::: EXTRAIT

Il oppose, dans sa démonstration, opinions et connaissances scientifiques fiables. Les conséquences, avérées par ces études, sur le sommeil, la santé physique et mentale, l'attention, l'acquisition de la sociabilité et des savoirs, sont exposées et invitent à une vigilance particulière, au risque de provoquer un désastre cognitif, comportemental et éducatif pour toute une génération. A noter, cet essai écrit avec beaucoup de "verdeur", ne contient pas de jargon propre à un public expert.
Points forts
* Un exposé rigoureusement structuré, dont voici la charpente : la première partie est consacrée à la construction du mythe de l'influence bénéfique des contenus numériques sur les jeunes générations, mythe assez largement soutenu par les médias, certains pédagogues et l'industrie digitale, dont les opinions reposent davantage sur des partis pris (jouer aux jeux vidéo améliore les performances scolaires ou désamorcent les pulsions criminelles…) que sur des données incontestables. La seconde partie décrit - études scientifiques à l'appui évidemment - en quoi des usages abusifs, répétés et précoces altèrent les aptitudes cognitives et sociales des enfants, en particulier des plus jeunes. Sa conclusion est un cri d'alarme contre l'"agression silencieuse", à laquelle il oppose "7 règles essentielles". Elles pourront paraître évidentes mais relèvent de ce que Desmurget qualifie de bonne "écologie familiale". Il ne faut pas manquer de les lire (P 339 et suivantes).

::::::

**EXERCICE A:** Indiquez si chacune de ces affirmations est conforme à l'extrait, en citant les mots qui tranchent : (i) l'essai emploie un jargon destiné à un public expert ; (ii) la conclusion propose « 7 règles essentielles » ; (iii) la première partie montre, études à l'appui, comment les usages abusifs altèrent les aptitudes des enfants.
L'extrait et les données n'ont aucun rapport entre eux.

::: DONNÉES FOURNIES

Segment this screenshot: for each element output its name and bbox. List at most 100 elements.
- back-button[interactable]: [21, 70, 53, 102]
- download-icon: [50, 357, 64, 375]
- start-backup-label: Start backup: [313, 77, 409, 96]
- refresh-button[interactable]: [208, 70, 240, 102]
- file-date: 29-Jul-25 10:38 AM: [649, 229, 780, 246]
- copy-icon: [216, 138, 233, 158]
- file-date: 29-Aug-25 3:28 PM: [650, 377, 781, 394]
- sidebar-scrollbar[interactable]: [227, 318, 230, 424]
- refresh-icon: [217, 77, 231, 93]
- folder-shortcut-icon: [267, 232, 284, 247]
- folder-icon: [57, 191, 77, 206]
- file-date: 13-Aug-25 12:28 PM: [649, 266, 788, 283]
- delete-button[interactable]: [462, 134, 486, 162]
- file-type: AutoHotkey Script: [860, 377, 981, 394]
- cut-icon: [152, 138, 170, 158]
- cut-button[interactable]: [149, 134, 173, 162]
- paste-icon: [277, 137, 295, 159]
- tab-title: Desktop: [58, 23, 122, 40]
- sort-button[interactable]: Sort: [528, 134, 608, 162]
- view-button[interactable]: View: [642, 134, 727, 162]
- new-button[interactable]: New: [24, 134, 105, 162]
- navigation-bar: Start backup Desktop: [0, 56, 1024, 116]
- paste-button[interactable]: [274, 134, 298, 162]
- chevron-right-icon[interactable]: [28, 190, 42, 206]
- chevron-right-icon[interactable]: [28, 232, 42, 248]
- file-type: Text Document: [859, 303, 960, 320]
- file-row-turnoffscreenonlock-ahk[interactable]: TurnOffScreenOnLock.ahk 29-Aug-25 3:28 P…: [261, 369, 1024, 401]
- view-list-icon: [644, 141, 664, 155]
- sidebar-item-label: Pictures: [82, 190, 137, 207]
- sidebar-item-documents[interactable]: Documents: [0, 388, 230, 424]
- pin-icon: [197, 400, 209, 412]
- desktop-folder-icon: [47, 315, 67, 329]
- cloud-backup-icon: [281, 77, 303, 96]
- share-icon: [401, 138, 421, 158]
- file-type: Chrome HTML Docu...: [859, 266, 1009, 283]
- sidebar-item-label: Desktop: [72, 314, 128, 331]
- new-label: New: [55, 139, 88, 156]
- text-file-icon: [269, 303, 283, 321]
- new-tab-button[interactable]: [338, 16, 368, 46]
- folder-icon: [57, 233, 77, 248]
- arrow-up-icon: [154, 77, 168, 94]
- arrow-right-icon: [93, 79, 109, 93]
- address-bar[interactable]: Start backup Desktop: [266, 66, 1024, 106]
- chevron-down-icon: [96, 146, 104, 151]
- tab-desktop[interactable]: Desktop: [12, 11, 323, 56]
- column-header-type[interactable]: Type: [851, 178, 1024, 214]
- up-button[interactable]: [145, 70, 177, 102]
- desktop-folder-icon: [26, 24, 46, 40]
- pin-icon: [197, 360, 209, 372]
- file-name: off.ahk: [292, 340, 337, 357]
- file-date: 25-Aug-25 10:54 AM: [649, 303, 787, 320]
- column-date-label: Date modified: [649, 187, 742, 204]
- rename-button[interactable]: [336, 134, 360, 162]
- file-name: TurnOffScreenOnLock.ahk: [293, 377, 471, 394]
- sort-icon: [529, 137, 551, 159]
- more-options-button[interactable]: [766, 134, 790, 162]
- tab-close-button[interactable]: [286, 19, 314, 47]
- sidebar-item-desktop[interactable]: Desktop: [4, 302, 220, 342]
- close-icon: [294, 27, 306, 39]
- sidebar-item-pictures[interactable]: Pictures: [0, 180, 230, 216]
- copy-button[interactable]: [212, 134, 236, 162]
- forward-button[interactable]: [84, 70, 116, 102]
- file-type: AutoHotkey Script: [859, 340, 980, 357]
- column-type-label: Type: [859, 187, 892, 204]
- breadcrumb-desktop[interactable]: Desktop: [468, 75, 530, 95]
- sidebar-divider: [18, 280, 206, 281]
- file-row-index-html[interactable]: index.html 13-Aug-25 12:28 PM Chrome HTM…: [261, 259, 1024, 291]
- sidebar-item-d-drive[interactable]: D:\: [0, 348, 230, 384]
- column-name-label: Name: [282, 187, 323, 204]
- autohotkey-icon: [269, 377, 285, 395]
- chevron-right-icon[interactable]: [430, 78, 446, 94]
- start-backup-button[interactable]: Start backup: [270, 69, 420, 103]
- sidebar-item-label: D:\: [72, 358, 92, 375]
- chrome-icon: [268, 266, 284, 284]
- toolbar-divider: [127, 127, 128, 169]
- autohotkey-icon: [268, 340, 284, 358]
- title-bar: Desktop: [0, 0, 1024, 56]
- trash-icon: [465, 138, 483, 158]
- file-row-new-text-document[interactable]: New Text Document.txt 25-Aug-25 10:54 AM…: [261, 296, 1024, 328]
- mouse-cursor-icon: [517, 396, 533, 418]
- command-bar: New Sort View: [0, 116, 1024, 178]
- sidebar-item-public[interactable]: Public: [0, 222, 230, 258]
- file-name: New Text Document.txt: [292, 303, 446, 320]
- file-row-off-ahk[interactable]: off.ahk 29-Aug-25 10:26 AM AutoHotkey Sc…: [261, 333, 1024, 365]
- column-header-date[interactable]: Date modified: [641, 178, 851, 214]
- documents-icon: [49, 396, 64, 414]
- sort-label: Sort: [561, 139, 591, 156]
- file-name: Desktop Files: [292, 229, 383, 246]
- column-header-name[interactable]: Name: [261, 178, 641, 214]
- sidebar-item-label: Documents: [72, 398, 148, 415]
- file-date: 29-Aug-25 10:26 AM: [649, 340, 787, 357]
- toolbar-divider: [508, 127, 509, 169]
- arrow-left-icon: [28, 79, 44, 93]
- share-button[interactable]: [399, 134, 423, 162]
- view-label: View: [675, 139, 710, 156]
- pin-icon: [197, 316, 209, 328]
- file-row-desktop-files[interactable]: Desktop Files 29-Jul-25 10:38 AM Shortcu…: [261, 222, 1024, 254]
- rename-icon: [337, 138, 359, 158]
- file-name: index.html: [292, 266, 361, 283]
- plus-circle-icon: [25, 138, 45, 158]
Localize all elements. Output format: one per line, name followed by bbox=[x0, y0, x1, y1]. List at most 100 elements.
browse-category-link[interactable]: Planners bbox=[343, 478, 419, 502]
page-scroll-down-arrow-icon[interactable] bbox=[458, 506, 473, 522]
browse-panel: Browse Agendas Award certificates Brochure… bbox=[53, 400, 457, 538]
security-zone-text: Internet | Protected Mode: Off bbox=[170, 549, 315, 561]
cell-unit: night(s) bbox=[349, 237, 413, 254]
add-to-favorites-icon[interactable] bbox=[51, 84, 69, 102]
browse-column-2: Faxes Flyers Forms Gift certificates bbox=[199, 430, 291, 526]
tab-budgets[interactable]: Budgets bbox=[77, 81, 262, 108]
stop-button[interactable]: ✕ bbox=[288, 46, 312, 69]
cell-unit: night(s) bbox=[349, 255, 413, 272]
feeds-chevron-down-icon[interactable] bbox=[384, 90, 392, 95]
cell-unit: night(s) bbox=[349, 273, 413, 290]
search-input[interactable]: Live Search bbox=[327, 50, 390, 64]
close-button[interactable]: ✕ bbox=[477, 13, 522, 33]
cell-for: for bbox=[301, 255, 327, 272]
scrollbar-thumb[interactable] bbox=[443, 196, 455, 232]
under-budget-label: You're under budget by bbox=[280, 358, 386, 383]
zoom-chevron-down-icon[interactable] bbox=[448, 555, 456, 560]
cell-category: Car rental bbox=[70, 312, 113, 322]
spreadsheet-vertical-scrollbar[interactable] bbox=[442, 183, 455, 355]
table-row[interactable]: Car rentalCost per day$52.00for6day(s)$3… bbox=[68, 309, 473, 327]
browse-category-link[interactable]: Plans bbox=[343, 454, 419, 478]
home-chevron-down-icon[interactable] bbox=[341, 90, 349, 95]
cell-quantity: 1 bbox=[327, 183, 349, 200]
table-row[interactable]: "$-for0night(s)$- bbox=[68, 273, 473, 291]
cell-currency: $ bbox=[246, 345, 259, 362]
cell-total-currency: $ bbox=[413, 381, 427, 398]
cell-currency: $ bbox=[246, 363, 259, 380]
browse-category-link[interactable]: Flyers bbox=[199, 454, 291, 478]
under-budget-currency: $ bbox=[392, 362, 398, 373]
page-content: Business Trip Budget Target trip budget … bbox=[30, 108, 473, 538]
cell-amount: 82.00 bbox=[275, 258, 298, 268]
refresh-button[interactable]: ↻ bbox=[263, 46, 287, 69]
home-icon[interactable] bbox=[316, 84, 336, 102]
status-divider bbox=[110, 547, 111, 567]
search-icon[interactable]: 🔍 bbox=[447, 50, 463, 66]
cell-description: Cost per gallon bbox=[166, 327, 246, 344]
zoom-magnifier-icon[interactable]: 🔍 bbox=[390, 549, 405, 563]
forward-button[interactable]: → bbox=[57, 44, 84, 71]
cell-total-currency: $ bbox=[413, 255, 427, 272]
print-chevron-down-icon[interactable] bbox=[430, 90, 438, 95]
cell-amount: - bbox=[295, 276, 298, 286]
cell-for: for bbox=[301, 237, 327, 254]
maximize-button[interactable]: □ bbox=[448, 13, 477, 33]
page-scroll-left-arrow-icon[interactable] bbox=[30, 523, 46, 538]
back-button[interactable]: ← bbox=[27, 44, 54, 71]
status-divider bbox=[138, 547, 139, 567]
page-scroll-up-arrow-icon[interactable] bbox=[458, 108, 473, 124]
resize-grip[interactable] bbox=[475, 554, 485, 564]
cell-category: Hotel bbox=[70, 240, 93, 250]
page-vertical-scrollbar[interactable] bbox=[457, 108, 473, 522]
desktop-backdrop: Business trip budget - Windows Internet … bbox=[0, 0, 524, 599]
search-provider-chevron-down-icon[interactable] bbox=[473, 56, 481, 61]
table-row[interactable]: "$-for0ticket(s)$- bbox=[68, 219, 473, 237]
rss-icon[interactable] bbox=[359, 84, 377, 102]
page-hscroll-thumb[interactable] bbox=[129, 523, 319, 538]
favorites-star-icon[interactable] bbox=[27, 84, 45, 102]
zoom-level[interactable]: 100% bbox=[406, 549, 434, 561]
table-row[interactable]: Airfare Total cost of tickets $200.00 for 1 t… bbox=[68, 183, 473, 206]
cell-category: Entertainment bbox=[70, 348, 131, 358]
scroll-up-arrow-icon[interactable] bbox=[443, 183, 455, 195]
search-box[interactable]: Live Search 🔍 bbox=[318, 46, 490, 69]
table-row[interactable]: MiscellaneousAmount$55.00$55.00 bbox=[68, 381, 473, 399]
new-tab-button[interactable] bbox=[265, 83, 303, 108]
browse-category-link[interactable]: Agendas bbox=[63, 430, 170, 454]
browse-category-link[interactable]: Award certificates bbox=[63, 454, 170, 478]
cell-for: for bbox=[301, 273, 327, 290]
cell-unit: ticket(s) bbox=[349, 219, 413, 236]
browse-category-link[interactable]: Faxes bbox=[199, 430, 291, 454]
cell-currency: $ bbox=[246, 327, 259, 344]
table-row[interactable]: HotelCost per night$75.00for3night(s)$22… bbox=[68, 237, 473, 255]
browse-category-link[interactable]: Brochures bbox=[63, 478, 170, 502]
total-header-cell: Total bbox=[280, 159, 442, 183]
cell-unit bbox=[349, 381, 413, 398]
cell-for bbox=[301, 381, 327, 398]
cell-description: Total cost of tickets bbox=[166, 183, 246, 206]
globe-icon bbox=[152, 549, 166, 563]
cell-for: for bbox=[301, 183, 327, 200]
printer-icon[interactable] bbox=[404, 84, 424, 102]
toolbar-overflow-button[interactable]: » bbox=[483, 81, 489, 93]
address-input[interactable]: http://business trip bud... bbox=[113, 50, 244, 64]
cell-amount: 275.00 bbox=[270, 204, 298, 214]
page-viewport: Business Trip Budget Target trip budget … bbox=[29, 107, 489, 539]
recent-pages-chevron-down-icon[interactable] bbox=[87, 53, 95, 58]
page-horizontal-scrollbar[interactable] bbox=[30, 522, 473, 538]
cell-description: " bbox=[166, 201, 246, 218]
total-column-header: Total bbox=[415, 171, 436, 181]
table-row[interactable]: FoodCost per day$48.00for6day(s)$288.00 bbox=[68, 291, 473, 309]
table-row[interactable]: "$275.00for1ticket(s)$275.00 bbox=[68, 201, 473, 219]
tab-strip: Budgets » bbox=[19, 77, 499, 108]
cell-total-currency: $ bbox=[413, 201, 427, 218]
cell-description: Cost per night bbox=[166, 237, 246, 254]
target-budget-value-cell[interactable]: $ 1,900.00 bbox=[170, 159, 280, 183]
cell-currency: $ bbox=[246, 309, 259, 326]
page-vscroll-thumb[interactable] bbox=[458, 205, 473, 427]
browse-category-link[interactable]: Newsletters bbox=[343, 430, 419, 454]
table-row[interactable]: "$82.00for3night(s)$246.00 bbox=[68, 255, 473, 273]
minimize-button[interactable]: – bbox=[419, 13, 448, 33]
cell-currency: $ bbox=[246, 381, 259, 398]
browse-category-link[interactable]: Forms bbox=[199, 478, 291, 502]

::::::

**EXERCICE B:** Réécrivez la portion des données qui va de leur première ligne jusqu'à la ligne contenant « - view-button[interactable]: View: [642, 134, 727, 162] » incluse, en remplaçant « file-date » par « date-fichier » et sans rien modifier d'autre.

**CORRIGÉ DÉTAILLÉ A:**
(i) Non : « ne contient pas de jargon propre à un public expert ».
(ii) Oui : « à laquelle il oppose "7 règles essentielles" ».
(iii) Non : « la première partie est consacrée à la construction du mythe de l'influence bénéfique des contenus numériques sur les jeunes générations ».

**CORRIGÉ DÉTAILLÉ B:**
Segment this screenshot: for each element output its name and bbox. List at most 100 elements.
- back-button[interactable]: [21, 70, 53, 102]
- download-icon: [50, 357, 64, 375]
- start-backup-label: Start backup: [313, 77, 409, 96]
- refresh-button[interactable]: [208, 70, 240, 102]
- date-fichier: 29-Jul-25 10:38 AM: [649, 229, 780, 246]
- copy-icon: [216, 138, 233, 158]
- date-fichier: 29-Aug-25 3:28 PM: [650, 377, 781, 394]
- sidebar-scrollbar[interactable]: [227, 318, 230, 424]
- refresh-icon: [217, 77, 231, 93]
- folder-shortcut-icon: [267, 232, 284, 247]
- folder-icon: [57, 191, 77, 206]
- date-fichier: 13-Aug-25 12:28 PM: [649, 266, 788, 283]
- delete-button[interactable]: [462, 134, 486, 162]
- file-type: AutoHotkey Script: [860, 377, 981, 394]
- cut-icon: [152, 138, 170, 158]
- cut-button[interactable]: [149, 134, 173, 162]
- paste-icon: [277, 137, 295, 159]
- tab-title: Desktop: [58, 23, 122, 40]
- sort-button[interactable]: Sort: [528, 134, 608, 162]
- view-button[interactable]: View: [642, 134, 727, 162]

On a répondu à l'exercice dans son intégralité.